Text passage>
01signal.com

The logic for starting off and resetting an FPGA properly

This is the third and last page in a series about resets in FPGAs. It's recommended to read the first two before this one.

Overview

Setting up proper logic for creating resets is well-spent time. Even if there's no apparent problem with the design as is, skipping this design phase is likely to bite back: You might spend days attempting to solve some instability problem, not realizing it's because the logic wasn't reset properly, eventually working around it with some ugly hack. More on this page regarding weird instabilities.

Thinking and designing the reset signals from the project's beginning is also important in order to assure that it grows properly as new functionalities are added. When an FPGA project is started from scratch, its core functionality is often implemented first, and features are then added as time passes by. As different modules often require separate clocks and resets, it's quite easy to fall in the trap of hacking together something quickly for each part separately, so the project becomes more and more chaotic as it progresses.

Having a central module for resets and clocks, that is properly written from day one, makes it easier to avoid this. And as further explained below, the reset controller and the clock resources (PLLs and clock buffers as necessary) influence each other, so putting them in the same module pays off. I usually name this module clkrst.v.

However it's often not possible to concentrate all of this in one module, as some IP cores, subsystems or design blocks may generate their own set of resets and clocks. When this is the case, it requires careful thinking about what depends on what, and how the overall system should react to reset requests that arrive from difference sources. For example, the reset to a PCIe block arrives almost always from the bus itself, and the block produces a reset signal for use by any logic that is connected to it. In situations like this it's necessary to consider, for example, how the system in general should respond, if at all, if a reset arrives from the PCIe bus.

Since each project has its own story, there's no single catch-all solution. This page describes concepts and suggests ideas and code snippets to compose your own reset controller from. That said, these aren't cut-and-paste code snippets for direct use, and should be treated as demonstrations.

For the sake of simplicity, I'll assume that no other block in the system generates neither clocks nor resets, however extending the controller to the general case is fairly straightforward.

The reset state machine

In most designs, there are two main scenarios that require resetting:

In addition, resetting may be required as watchdog timers expire and / or other means for detecting a major system fault goes off.

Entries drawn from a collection

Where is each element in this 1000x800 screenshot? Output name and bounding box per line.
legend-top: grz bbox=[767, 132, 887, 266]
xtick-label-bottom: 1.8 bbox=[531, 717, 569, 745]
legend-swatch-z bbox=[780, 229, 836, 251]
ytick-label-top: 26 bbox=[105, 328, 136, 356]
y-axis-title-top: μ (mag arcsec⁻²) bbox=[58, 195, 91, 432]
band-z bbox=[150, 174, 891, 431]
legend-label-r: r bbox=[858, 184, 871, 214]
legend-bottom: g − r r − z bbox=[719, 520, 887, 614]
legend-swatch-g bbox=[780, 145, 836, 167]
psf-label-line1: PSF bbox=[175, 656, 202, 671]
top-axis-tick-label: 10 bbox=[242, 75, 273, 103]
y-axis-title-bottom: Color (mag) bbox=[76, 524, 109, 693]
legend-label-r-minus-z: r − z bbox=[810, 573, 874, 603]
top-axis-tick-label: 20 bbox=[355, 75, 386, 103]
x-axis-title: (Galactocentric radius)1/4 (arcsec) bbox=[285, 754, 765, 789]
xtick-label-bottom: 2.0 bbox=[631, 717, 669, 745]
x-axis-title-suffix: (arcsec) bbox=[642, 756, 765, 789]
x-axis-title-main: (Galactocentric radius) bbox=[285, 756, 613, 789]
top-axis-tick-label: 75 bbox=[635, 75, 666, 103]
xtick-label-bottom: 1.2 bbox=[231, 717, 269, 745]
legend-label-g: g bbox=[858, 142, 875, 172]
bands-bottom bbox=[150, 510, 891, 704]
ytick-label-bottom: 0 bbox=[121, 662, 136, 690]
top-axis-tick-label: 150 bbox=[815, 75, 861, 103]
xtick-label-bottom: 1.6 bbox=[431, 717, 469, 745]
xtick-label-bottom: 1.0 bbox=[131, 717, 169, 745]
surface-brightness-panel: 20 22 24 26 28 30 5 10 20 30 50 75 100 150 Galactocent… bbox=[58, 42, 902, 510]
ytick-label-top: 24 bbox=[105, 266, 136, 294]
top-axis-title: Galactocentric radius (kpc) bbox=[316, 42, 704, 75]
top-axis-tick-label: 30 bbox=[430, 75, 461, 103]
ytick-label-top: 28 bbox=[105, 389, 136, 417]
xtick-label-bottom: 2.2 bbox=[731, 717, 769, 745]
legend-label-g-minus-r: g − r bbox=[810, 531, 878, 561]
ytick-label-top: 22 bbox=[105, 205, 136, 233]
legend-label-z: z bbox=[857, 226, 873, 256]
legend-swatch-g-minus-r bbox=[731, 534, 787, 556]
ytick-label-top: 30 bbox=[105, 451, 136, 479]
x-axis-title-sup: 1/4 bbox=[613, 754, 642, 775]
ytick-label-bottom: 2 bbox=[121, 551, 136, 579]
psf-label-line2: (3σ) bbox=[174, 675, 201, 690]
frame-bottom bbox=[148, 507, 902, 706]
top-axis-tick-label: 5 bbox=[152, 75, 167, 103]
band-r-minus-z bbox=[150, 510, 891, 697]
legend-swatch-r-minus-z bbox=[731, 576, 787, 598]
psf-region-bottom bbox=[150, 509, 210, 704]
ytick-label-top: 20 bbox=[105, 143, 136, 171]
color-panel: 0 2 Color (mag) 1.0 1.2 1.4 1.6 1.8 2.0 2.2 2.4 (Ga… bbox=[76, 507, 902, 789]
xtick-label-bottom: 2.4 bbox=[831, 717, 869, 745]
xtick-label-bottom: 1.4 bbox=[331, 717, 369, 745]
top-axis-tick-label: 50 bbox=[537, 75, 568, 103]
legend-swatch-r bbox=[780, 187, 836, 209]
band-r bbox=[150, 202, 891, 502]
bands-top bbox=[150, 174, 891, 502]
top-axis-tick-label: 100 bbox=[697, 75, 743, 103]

Exercise set>
(1) Rewrite the rows from the first one down to the row containing "y-axis-title-bottom: Color (mag)", replacing "legend-swatch" with "legend-marker" and leaving everything else unchanged.
(2) Write the next part of the text about FPGA reset logic, picking up after its last sentence.

Answers to each task>
(1)
Where is each element in this 1000x800 screenshot? Output name and bounding box per line.
legend-top: grz bbox=[767, 132, 887, 266]
xtick-label-bottom: 1.8 bbox=[531, 717, 569, 745]
legend-marker-z bbox=[780, 229, 836, 251]
ytick-label-top: 26 bbox=[105, 328, 136, 356]
y-axis-title-top: μ (mag arcsec⁻²) bbox=[58, 195, 91, 432]
band-z bbox=[150, 174, 891, 431]
legend-label-r: r bbox=[858, 184, 871, 214]
legend-bottom: g − r r − z bbox=[719, 520, 887, 614]
legend-marker-g bbox=[780, 145, 836, 167]
psf-label-line1: PSF bbox=[175, 656, 202, 671]
top-axis-tick-label: 10 bbox=[242, 75, 273, 103]
y-axis-title-bottom: Color (mag) bbox=[76, 524, 109, 693]

(2)
The expected response to all these scenarios is a fundamental restart, of the sort that ensures that no matter what went wrong, it's rectified. This is often best done with some kind of state machine, that ensures a repeatable and consistent reset sequence, no matter the reason it was triggered.

Having said that, there are scenarios where a local, possibly recurring reset makes sense. For example, logic that processes video image frames can be reset before the beginning of each frame. This typically calls for a lightweight mechanism, which boils down to assigning several registers with initial values when a local synchronous reset is asserted. This is a reset mechanism for all purposes, and is often a clean and simple way to ensure robust operation.

But as there's not much more to add about this possibility, the rest of this page focuses on the fundamental, FPGA global restart kind of reset.

Counter based state machine

Since the fundamental start or restart are fairly rare events, there's no significance if it takes a few microseconds more than necessary. In many cases even up to 100 ms or so is fine, and this can be taken advantage of. A plain counter is therefore a simple way to implement a sequence of events.

In its simplest form, it boils down to something like:

reg [4:0] reset_count;
reg       rst_src_pll, rst_src_shreg, rst_src_debounce;
reg       clear_counter;
reg       master_reset;

initial reset_count = 0;
initial master_reset = 1;
initial clear_counter = 1;

always @(posedge wakeup_clk)
  begin
    clear_counter <= rst_src_pll || rst_src_shreg || rst_src_debounce;

    master_reset <= (reset_count != 31);

    if (clear_counter)
      reset_count <= 0;
    else if (reset_count != 31)
      reset_count <= reset_count + 1;
  end

@rst_src_pll, @rst_src_shreg and @rst_src_debounce represent different reasons to reset the system, and are set by some other logic. I'll go through a few examples of such, but for now the important point is that they're clocked by @wakeup_clk (hence no clock domain crossing).

@clear_counter is the logic OR of these reasons for reset. This register zeroes @reset_count, which goes from 0 to 31 (in this example) and stops there.

Finally, @master_reset is asserted unless @reset_count has finished counting. This is the simplest form of a reset state machine, and counting to 31 is also pretty modest.

So if any of the @rst_src_N registers are asserted, even for a single clock cycle, the synchronous reset is asserted for 31 clock cycles.

There are two advantages with a long reset pulse: First, if the related @rst_src_N goes on and off randomly (wobbling PLL lock detectors, push buttons, software that issues resets multiple times), these wobbles don't propagate to the visible synchronous reset. While such wobbles are usually harmless, they can result in unnecessary toggling of output pins, which can have a negative effect, for example confusing a person testing the electronics into thinking something is wrong.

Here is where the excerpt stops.